**Exercise description**
Tally the lines in these records that hold the string "booster", and reply with the number alone.

**Entries supplied**
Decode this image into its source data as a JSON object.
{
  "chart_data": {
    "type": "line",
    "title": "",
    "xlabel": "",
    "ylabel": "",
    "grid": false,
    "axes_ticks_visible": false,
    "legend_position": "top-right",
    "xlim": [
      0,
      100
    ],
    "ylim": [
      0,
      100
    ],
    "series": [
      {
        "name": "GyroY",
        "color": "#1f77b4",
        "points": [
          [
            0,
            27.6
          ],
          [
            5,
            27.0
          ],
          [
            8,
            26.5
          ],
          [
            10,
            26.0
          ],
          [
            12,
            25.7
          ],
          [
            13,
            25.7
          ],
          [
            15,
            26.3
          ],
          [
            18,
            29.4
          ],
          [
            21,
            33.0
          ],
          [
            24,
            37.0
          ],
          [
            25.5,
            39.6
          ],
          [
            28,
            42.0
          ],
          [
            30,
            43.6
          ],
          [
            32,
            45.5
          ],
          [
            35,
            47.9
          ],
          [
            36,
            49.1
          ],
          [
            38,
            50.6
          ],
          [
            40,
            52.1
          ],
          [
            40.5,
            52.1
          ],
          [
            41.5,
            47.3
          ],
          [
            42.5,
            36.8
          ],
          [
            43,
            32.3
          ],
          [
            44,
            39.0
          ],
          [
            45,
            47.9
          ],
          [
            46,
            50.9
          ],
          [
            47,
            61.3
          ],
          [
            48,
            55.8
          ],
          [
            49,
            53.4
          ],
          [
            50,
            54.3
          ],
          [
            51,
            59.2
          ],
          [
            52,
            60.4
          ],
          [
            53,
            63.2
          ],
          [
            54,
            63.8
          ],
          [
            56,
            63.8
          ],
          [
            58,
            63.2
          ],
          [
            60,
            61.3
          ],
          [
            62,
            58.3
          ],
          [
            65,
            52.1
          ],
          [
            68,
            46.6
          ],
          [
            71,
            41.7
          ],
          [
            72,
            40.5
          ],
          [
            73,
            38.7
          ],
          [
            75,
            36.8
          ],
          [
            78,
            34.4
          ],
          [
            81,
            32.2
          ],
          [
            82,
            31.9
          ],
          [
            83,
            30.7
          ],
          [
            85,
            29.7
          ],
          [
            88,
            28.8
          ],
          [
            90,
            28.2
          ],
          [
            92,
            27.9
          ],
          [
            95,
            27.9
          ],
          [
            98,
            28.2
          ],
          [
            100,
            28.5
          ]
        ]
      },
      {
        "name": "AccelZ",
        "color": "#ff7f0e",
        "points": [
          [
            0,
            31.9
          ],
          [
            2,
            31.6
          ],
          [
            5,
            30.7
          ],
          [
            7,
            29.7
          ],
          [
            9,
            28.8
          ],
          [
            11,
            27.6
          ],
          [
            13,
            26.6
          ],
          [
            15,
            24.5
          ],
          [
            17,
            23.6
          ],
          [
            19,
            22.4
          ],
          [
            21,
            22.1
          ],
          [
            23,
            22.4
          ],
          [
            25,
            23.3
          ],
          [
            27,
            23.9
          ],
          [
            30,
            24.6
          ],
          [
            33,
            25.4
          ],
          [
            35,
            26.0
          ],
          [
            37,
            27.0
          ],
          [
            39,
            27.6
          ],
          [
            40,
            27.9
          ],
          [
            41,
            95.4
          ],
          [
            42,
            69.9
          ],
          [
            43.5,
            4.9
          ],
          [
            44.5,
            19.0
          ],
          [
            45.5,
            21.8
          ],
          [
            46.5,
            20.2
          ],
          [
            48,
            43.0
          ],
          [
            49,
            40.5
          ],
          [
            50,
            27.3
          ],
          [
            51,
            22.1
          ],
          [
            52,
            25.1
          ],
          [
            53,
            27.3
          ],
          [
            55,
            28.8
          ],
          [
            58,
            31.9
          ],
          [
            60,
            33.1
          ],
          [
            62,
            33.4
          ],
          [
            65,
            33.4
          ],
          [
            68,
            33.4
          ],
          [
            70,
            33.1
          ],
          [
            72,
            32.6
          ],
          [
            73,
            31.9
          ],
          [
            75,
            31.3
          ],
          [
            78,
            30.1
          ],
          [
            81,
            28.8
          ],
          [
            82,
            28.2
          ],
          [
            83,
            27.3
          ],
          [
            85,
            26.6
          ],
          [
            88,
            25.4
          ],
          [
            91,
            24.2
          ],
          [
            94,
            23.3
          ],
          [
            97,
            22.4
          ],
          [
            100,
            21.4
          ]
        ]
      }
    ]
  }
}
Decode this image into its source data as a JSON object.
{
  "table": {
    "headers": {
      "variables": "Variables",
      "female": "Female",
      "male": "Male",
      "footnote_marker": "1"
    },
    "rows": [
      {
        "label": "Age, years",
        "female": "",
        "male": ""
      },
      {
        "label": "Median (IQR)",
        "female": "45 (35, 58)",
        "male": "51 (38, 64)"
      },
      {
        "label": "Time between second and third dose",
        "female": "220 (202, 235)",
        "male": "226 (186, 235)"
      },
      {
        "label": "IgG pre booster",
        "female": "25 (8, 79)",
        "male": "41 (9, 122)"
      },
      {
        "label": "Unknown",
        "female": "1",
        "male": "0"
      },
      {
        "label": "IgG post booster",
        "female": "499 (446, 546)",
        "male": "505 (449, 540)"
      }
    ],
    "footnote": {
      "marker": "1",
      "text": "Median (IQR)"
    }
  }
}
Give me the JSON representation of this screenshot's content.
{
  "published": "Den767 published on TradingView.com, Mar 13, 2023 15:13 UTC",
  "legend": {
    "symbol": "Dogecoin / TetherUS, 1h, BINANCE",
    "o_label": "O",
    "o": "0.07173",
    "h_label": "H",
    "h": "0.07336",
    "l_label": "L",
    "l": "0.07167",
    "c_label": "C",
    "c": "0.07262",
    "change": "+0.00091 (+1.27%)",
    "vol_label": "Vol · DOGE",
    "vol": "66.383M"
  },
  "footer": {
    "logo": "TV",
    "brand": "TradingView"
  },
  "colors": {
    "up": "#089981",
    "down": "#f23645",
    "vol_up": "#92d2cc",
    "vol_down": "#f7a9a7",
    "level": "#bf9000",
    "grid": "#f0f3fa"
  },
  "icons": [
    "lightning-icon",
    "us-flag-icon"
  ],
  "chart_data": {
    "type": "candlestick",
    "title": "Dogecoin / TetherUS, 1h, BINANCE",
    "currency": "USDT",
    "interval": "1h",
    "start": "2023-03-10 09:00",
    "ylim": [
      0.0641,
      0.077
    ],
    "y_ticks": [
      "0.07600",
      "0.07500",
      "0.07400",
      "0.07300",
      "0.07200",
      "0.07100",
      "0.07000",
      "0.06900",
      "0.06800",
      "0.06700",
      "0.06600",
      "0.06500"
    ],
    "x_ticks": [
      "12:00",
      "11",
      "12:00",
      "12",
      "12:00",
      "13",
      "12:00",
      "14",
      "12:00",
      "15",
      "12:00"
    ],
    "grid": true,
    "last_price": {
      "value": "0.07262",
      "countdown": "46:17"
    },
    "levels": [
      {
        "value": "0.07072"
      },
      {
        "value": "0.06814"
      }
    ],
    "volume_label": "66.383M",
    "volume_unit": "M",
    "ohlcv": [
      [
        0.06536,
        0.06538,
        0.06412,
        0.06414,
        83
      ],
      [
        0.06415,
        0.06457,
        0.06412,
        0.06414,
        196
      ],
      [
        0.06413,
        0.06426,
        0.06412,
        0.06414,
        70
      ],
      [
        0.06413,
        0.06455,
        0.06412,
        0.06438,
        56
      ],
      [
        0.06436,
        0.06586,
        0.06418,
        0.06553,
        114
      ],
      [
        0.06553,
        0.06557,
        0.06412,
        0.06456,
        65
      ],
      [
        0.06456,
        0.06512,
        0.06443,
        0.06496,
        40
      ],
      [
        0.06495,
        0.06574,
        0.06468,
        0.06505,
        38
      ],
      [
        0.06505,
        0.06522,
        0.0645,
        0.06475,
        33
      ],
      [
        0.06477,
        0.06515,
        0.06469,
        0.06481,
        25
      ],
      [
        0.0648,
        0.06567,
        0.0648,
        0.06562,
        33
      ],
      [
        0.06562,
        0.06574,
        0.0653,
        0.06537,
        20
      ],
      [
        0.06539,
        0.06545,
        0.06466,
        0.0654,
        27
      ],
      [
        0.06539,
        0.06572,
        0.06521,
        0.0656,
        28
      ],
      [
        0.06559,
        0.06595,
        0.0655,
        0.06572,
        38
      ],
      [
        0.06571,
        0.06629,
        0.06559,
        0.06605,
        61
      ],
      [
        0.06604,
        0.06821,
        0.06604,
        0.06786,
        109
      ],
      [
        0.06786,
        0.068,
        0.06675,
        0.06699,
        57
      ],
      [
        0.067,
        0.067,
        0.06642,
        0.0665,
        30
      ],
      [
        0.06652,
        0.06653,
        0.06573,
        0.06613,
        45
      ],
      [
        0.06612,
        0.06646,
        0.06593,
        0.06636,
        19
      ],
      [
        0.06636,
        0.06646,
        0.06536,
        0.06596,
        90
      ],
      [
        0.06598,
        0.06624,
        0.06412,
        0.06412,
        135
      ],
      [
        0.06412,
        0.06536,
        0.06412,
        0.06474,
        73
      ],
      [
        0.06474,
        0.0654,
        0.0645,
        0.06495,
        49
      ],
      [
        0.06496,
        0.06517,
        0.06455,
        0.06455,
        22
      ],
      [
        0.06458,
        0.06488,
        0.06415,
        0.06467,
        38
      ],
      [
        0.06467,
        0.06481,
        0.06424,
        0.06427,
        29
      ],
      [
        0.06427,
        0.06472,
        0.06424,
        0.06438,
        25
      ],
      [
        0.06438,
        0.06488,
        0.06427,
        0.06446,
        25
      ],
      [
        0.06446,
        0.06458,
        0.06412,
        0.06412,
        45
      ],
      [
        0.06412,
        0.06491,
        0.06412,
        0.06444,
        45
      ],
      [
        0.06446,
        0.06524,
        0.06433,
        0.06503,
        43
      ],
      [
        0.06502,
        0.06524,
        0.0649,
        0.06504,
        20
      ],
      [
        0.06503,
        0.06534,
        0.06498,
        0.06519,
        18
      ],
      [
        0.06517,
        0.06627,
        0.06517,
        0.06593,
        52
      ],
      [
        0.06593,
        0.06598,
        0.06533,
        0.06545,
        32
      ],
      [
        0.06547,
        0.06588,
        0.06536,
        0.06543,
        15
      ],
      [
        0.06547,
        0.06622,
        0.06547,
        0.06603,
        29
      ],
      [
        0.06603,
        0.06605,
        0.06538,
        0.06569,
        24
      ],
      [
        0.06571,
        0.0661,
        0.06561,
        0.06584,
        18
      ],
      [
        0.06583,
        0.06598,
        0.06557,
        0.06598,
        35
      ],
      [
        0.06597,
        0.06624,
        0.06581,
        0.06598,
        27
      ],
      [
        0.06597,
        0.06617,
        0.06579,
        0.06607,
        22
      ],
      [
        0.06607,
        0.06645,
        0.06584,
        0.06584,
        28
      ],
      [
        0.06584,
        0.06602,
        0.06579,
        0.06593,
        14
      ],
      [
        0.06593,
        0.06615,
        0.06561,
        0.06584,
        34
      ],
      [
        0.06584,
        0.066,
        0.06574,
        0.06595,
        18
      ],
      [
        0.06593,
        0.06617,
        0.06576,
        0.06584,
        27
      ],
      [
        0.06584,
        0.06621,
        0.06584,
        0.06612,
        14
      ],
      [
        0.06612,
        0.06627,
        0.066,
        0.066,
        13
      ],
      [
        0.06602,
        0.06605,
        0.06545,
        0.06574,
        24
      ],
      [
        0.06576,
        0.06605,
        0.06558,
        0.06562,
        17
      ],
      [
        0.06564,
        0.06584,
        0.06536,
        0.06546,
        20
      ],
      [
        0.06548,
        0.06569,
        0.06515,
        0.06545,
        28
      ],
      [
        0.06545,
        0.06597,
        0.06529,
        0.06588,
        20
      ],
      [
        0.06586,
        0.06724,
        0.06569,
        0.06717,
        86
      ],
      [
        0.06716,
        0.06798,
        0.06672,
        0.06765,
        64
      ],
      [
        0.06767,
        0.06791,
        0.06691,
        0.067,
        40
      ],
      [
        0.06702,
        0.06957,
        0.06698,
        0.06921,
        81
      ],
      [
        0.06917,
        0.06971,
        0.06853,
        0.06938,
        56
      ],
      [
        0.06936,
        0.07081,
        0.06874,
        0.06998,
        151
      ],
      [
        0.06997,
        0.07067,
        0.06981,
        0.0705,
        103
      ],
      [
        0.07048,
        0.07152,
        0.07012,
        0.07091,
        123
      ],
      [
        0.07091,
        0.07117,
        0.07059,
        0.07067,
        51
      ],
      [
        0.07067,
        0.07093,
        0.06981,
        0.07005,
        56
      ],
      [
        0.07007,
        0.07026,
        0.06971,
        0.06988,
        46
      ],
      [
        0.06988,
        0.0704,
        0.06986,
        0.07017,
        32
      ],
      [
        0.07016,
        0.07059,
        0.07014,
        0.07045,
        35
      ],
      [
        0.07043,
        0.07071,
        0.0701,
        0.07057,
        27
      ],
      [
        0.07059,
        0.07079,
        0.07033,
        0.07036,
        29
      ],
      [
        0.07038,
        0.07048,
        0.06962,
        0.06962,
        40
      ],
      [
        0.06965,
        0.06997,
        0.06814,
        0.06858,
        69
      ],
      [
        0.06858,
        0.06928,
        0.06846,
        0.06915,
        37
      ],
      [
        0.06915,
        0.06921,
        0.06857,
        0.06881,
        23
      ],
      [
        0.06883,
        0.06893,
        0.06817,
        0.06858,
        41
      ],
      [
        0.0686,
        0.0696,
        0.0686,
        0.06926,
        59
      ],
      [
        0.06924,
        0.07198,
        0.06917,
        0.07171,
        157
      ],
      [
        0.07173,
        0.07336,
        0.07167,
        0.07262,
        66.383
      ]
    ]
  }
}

**Full response**
2